**INSTRUCTIONS FOR THE TASK**
Go through the data and copy every line exactly, but not the images.

**Saved entries**
## Start

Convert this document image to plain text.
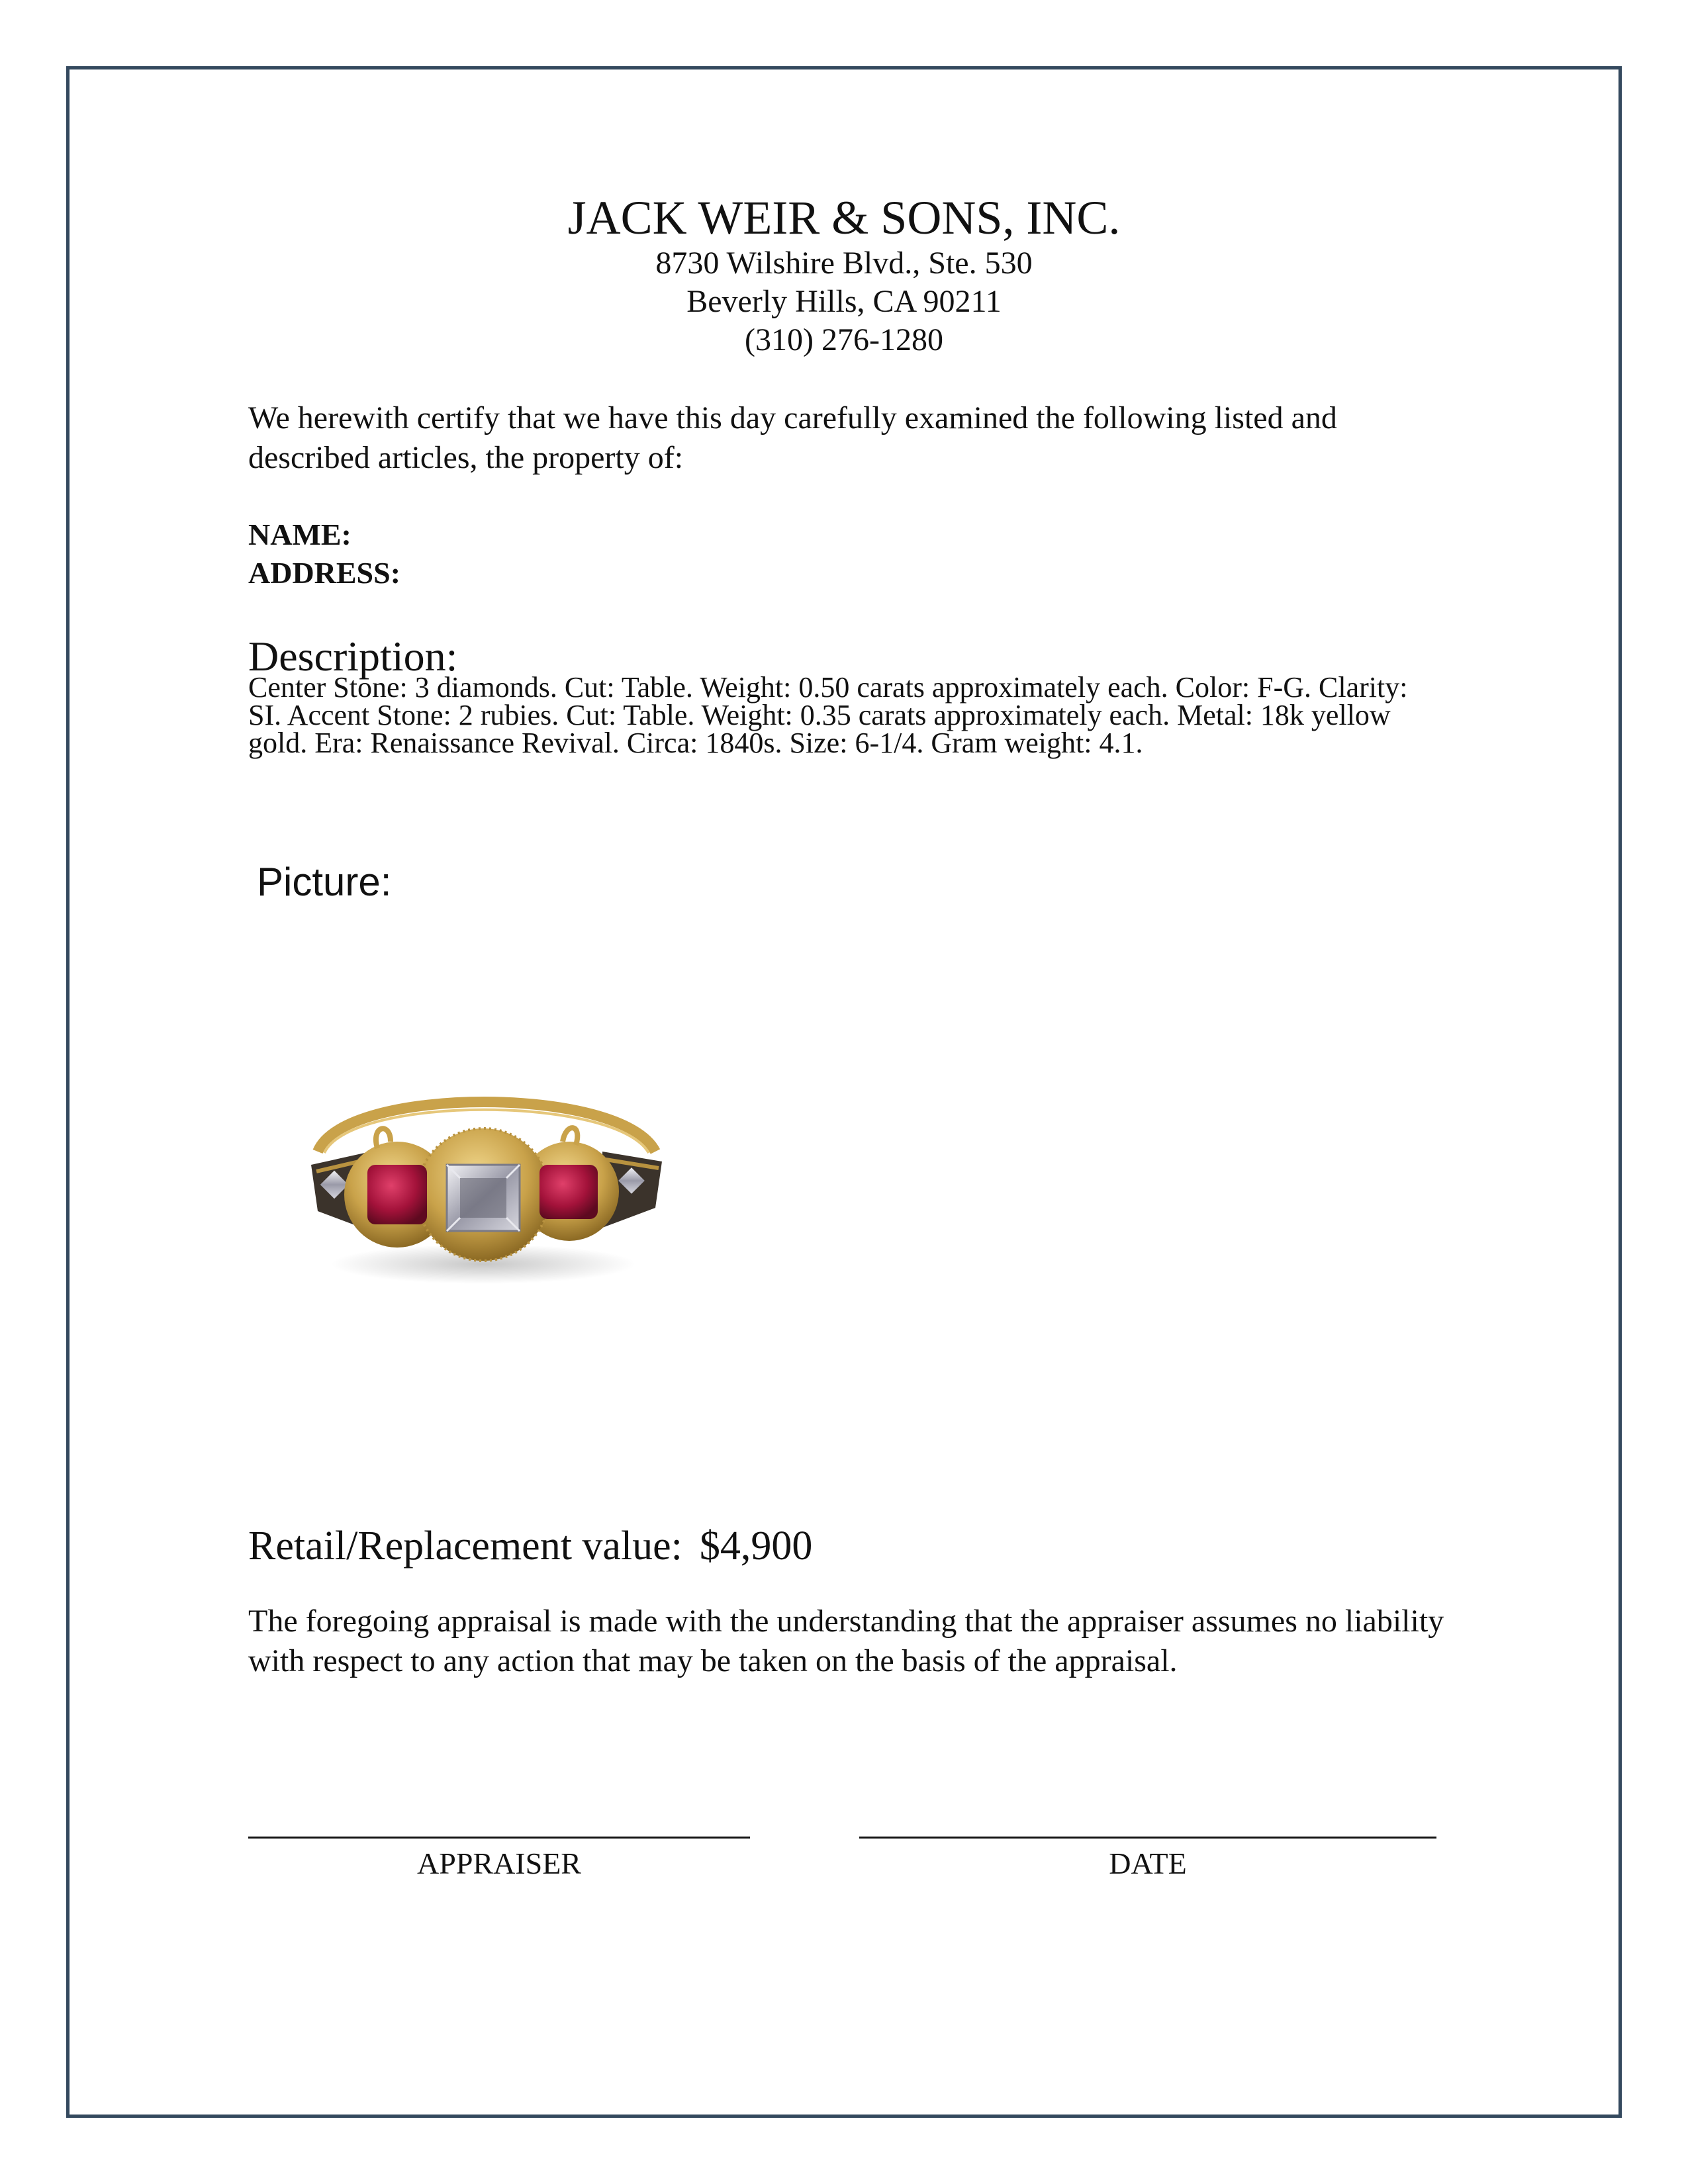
JACK WEIR & SONS, INC.
8730 Wilshire Blvd., Ste. 530
Beverly Hills, CA 90211
(310) 276-1280
We herewith certify that we have this day carefully examined the following listed and described articles, the property of:
NAME:
ADDRESS:
Description:
Center Stone: 3 diamonds. Cut: Table. Weight: 0.50 carats approximately each. Color: F-G. Clarity: SI. Accent Stone: 2 rubies. Cut: Table. Weight: 0.35 carats approximately each. Metal: 18k yellow gold. Era: Renaissance Revival. Circa: 1840s. Size: 6-1/4. Gram weight: 4.1.
Picture:
Retail/Replacement value: $4,900
The foregoing appraisal is made with the understanding that the appraiser assumes no liability with respect to any action that may be taken on the basis of the appraisal.
APPRAISER	DATE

## End

**ANSWER TO THE PROBLEM**
Convert this document image to plain text.
JACK WEIR & SONS, INC.
8730 Wilshire Blvd., Ste. 530
Beverly Hills, CA 90211
(310) 276-1280
We herewith certify that we have this day carefully examined the following listed and described articles, the property of:
NAME:
ADDRESS:
Description:
Center Stone: 3 diamonds. Cut: Table. Weight: 0.50 carats approximately each. Color: F-G. Clarity: SI. Accent Stone: 2 rubies. Cut: Table. Weight: 0.35 carats approximately each. Metal: 18k yellow gold. Era: Renaissance Revival. Circa: 1840s. Size: 6-1/4. Gram weight: 4.1.
Picture:
Retail/Replacement value: $4,900
The foregoing appraisal is made with the understanding that the appraiser assumes no liability with respect to any action that may be taken on the basis of the appraisal.
APPRAISER	DATE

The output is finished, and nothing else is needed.